What this task involves. Restate all the material verbatim, except for the pictures.

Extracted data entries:
↓
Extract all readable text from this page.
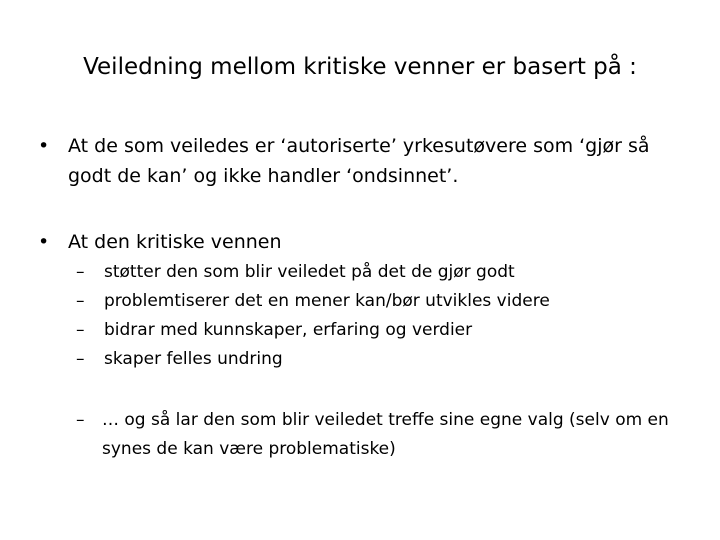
Veiledning mellom kritiske venner er basert på :
• At de som veiledes er ‘autoriserte’ yrkesutøvere som ‘gjør så godt de kan’ og ikke handler ‘ondsinnet’.
• At den kritiske vennen
– støtter den som blir veiledet på det de gjør godt
– problemtiserer det en mener kan/bør utvikles videre
– bidrar med kunnskaper, erfaring og verdier
– skaper felles undring
–	… og så lar den som blir veiledet treffe sine egne valg (selv om en synes de kan være problematiske)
↑
Exercise output.
Extract all readable text from this page.
Veiledning mellom kritiske venner er basert på :
• At de som veiledes er ‘autoriserte’ yrkesutøvere som ‘gjør så godt de kan’ og ikke handler ‘ondsinnet’.
• At den kritiske vennen
– støtter den som blir veiledet på det de gjør godt
– problemtiserer det en mener kan/bør utvikles videre
– bidrar med kunnskaper, erfaring og verdier
– skaper felles undring
–	… og så lar den som blir veiledet treffe sine egne valg (selv om en synes de kan være problematiske)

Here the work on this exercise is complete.